─── SUPPLIED MATERIAL

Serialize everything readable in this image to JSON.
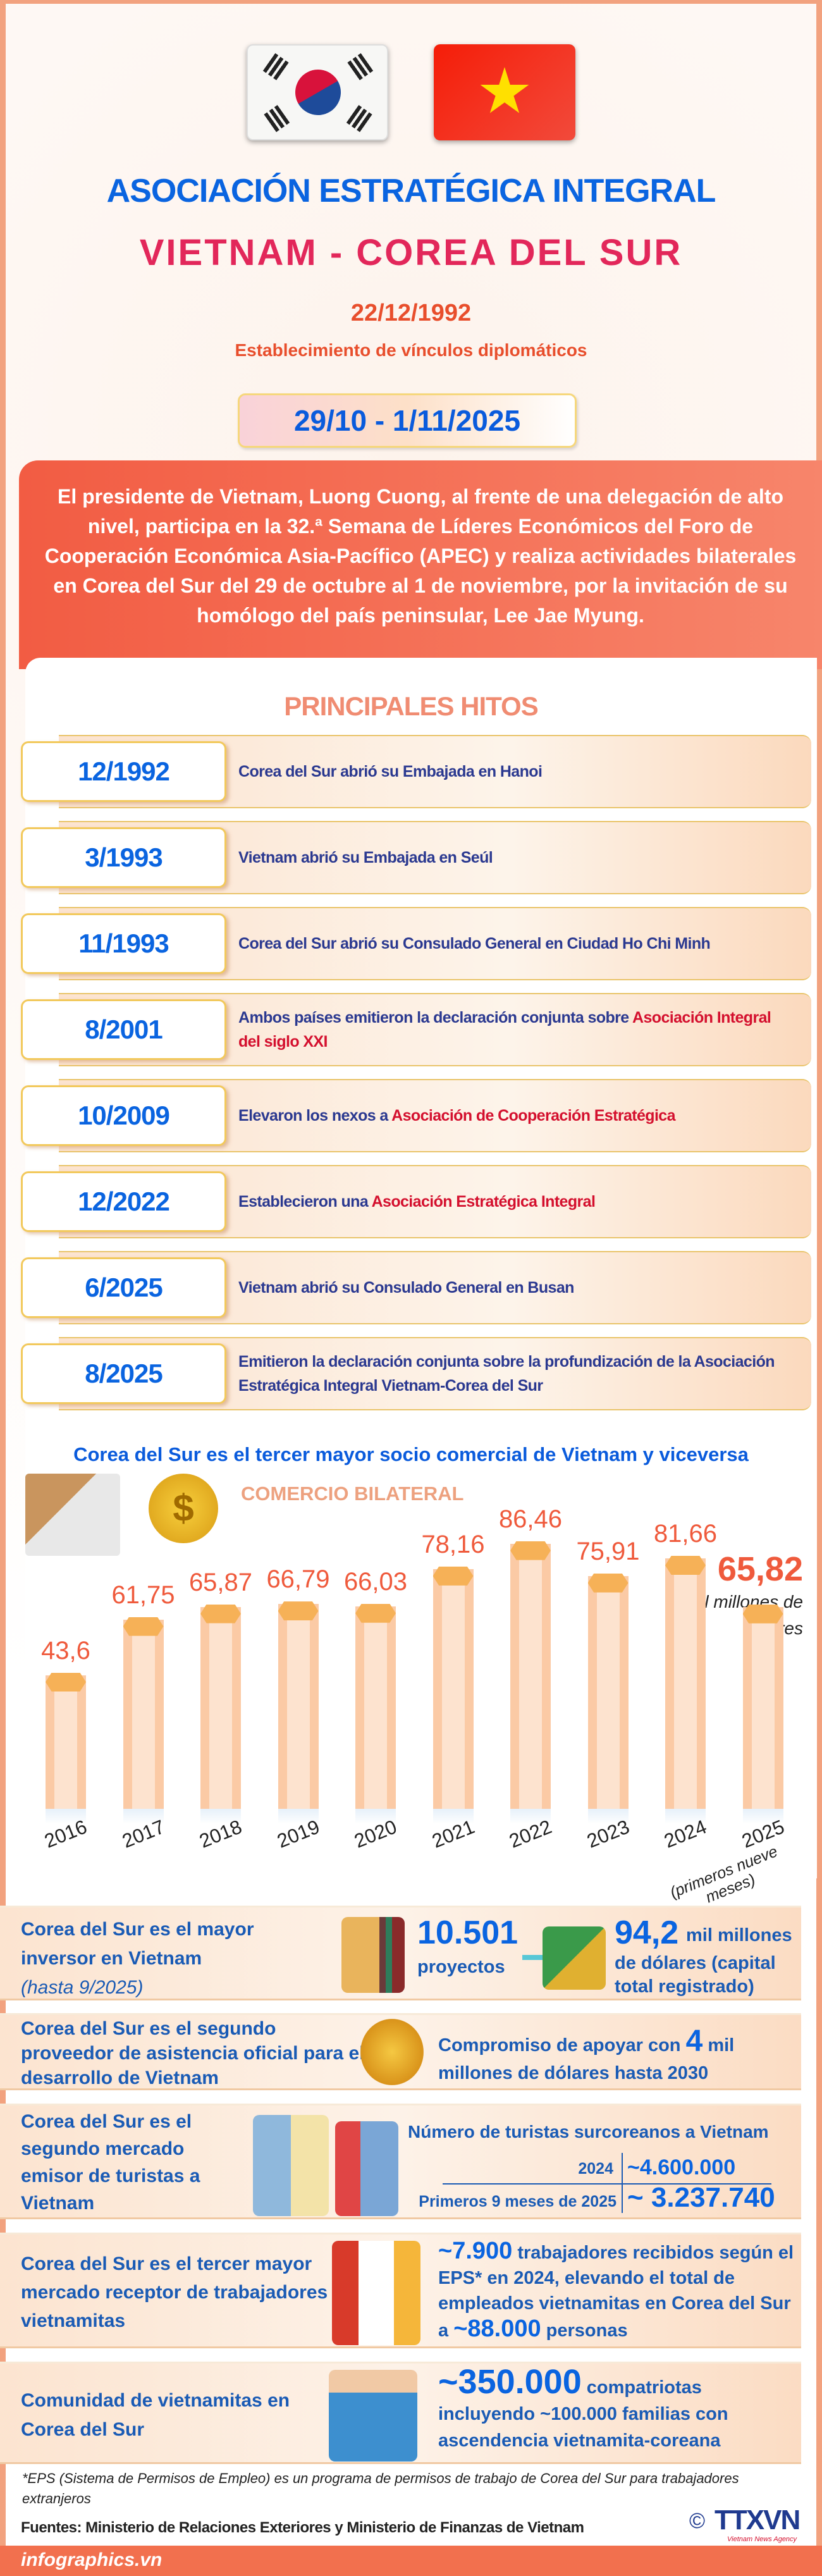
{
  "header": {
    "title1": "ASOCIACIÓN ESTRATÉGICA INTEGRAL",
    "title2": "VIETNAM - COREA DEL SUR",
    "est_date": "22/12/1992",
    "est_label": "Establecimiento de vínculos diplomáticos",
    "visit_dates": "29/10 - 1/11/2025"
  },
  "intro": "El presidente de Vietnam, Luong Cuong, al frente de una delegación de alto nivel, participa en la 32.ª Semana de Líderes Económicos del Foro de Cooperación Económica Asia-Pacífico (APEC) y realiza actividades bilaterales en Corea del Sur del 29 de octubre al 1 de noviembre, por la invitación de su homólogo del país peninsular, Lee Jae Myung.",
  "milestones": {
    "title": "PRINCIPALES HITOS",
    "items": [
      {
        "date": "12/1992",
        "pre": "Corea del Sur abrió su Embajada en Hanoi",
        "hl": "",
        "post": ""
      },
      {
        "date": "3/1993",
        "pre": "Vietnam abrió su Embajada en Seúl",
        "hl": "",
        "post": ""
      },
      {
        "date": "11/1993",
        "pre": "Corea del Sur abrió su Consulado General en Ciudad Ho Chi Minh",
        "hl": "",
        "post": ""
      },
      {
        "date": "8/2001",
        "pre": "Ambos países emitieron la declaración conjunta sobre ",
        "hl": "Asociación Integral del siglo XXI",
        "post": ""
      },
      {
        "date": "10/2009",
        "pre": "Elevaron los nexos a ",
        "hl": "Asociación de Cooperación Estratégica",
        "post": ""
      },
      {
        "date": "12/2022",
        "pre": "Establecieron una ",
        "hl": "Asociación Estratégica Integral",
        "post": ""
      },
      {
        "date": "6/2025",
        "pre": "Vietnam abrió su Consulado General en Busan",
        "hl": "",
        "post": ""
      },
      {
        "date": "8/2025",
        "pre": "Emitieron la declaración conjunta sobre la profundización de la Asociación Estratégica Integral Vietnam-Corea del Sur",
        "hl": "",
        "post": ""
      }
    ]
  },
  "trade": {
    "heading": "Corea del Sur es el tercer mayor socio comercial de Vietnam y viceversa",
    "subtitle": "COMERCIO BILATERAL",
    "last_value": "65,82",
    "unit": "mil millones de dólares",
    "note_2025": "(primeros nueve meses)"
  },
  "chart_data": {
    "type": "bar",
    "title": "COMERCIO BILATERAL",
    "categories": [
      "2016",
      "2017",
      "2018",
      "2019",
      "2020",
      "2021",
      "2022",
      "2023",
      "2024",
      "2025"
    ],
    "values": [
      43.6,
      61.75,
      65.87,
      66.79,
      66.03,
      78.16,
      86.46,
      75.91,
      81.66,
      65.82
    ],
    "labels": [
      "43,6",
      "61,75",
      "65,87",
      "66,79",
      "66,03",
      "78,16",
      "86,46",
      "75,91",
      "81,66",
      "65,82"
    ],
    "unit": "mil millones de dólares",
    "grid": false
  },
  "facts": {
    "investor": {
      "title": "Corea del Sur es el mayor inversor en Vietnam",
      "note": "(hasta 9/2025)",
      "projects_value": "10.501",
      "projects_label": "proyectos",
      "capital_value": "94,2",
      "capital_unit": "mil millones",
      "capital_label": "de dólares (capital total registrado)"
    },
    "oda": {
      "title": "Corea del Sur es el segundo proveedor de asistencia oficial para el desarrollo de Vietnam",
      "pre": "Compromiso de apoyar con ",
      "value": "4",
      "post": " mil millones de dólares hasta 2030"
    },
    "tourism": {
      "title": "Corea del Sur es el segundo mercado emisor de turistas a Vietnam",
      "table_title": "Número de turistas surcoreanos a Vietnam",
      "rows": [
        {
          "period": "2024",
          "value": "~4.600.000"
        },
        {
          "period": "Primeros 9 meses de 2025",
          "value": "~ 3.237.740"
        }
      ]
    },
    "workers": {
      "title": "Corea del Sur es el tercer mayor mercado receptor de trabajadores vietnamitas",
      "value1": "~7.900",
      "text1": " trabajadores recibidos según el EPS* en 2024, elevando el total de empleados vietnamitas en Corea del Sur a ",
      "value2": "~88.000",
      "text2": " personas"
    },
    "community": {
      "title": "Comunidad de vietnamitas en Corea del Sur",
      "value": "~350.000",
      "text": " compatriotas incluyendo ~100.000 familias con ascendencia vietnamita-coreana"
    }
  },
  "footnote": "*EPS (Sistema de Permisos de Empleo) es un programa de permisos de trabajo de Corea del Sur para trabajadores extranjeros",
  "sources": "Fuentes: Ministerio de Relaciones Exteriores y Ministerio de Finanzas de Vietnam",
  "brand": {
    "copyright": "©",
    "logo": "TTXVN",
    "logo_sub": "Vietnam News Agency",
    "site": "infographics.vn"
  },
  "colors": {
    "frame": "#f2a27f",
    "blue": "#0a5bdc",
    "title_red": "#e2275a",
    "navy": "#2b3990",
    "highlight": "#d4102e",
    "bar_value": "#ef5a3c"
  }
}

──────

> EXERCISE AIM
Copy out all lines above that include the string "vietnamitas".

> FULL ANSWER
      "title": "Corea del Sur es el tercer mayor mercado receptor de trabajadores vietnamitas",
      "text1": " trabajadores recibidos según el EPS* en 2024, elevando el total de empleados vietnamitas en Corea del Sur a ",
      "title": "Comunidad de vietnamitas en Corea del Sur",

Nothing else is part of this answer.